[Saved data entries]
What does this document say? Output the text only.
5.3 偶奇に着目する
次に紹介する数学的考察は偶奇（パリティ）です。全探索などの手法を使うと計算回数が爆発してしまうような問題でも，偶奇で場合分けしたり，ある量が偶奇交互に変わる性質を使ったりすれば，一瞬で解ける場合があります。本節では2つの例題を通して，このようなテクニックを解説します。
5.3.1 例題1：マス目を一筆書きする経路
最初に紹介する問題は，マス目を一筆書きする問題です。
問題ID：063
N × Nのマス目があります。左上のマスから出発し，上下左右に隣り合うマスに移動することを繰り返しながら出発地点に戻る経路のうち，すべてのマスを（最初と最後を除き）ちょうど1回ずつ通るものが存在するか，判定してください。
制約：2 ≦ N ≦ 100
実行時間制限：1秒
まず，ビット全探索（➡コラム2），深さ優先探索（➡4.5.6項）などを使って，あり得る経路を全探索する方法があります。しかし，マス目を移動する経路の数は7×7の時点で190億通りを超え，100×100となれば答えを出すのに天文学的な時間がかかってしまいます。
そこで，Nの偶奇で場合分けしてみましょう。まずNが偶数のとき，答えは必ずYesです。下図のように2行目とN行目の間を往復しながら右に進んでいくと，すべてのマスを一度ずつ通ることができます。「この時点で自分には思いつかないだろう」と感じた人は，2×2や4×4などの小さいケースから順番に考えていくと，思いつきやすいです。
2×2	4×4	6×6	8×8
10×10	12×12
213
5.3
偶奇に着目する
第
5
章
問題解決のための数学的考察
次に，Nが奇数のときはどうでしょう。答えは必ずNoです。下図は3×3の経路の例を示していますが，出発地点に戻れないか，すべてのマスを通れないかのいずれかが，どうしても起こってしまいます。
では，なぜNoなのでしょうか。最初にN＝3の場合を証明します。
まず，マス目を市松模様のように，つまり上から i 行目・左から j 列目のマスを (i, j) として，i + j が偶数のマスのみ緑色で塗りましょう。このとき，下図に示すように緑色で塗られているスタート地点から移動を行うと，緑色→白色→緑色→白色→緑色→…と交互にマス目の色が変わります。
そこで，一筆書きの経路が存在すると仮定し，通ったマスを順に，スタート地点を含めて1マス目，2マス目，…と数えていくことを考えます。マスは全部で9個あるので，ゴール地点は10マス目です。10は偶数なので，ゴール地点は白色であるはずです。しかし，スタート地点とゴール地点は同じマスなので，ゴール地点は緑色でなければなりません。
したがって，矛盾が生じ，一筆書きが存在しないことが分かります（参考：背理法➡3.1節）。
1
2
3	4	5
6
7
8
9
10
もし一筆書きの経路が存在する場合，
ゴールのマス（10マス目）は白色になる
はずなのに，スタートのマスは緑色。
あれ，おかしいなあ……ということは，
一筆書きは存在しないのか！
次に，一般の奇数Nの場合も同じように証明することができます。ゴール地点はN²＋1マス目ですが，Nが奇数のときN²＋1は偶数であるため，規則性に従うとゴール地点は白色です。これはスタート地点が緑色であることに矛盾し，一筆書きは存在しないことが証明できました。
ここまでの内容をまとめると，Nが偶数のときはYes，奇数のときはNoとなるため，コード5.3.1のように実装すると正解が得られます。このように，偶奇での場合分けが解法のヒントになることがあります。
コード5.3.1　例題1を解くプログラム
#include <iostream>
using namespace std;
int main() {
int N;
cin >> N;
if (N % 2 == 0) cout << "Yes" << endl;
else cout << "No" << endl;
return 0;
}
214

* **WRITTEN INSTRUCTION**: Using the listing above, please repeat every entry exactly.

* **THE RESULT**:
What does this document say? Output the text only.
5.3 偶奇に着目する
次に紹介する数学的考察は偶奇（パリティ）です。全探索などの手法を使うと計算回数が爆発してしまうような問題でも，偶奇で場合分けしたり，ある量が偶奇交互に変わる性質を使ったりすれば，一瞬で解ける場合があります。本節では2つの例題を通して，このようなテクニックを解説します。
5.3.1 例題1：マス目を一筆書きする経路
最初に紹介する問題は，マス目を一筆書きする問題です。
問題ID：063
N × Nのマス目があります。左上のマスから出発し，上下左右に隣り合うマスに移動することを繰り返しながら出発地点に戻る経路のうち，すべてのマスを（最初と最後を除き）ちょうど1回ずつ通るものが存在するか，判定してください。
制約：2 ≦ N ≦ 100
実行時間制限：1秒
まず，ビット全探索（➡コラム2），深さ優先探索（➡4.5.6項）などを使って，あり得る経路を全探索する方法があります。しかし，マス目を移動する経路の数は7×7の時点で190億通りを超え，100×100となれば答えを出すのに天文学的な時間がかかってしまいます。
そこで，Nの偶奇で場合分けしてみましょう。まずNが偶数のとき，答えは必ずYesです。下図のように2行目とN行目の間を往復しながら右に進んでいくと，すべてのマスを一度ずつ通ることができます。「この時点で自分には思いつかないだろう」と感じた人は，2×2や4×4などの小さいケースから順番に考えていくと，思いつきやすいです。
2×2	4×4	6×6	8×8
10×10	12×12
213
5.3
偶奇に着目する
第
5
章
問題解決のための数学的考察
次に，Nが奇数のときはどうでしょう。答えは必ずNoです。下図は3×3の経路の例を示していますが，出発地点に戻れないか，すべてのマスを通れないかのいずれかが，どうしても起こってしまいます。
では，なぜNoなのでしょうか。最初にN＝3の場合を証明します。
まず，マス目を市松模様のように，つまり上から i 行目・左から j 列目のマスを (i, j) として，i + j が偶数のマスのみ緑色で塗りましょう。このとき，下図に示すように緑色で塗られているスタート地点から移動を行うと，緑色→白色→緑色→白色→緑色→…と交互にマス目の色が変わります。
そこで，一筆書きの経路が存在すると仮定し，通ったマスを順に，スタート地点を含めて1マス目，2マス目，…と数えていくことを考えます。マスは全部で9個あるので，ゴール地点は10マス目です。10は偶数なので，ゴール地点は白色であるはずです。しかし，スタート地点とゴール地点は同じマスなので，ゴール地点は緑色でなければなりません。
したがって，矛盾が生じ，一筆書きが存在しないことが分かります（参考：背理法➡3.1節）。
1
2
3	4	5
6
7
8
9
10
もし一筆書きの経路が存在する場合，
ゴールのマス（10マス目）は白色になる
はずなのに，スタートのマスは緑色。
あれ，おかしいなあ……ということは，
一筆書きは存在しないのか！
次に，一般の奇数Nの場合も同じように証明することができます。ゴール地点はN²＋1マス目ですが，Nが奇数のときN²＋1は偶数であるため，規則性に従うとゴール地点は白色です。これはスタート地点が緑色であることに矛盾し，一筆書きは存在しないことが証明できました。
ここまでの内容をまとめると，Nが偶数のときはYes，奇数のときはNoとなるため，コード5.3.1のように実装すると正解が得られます。このように，偶奇での場合分けが解法のヒントになることがあります。
コード5.3.1　例題1を解くプログラム
#include <iostream>
using namespace std;
int main() {
int N;
cin >> N;
if (N % 2 == 0) cout << "Yes" << endl;
else cout << "No" << endl;
return 0;
}
214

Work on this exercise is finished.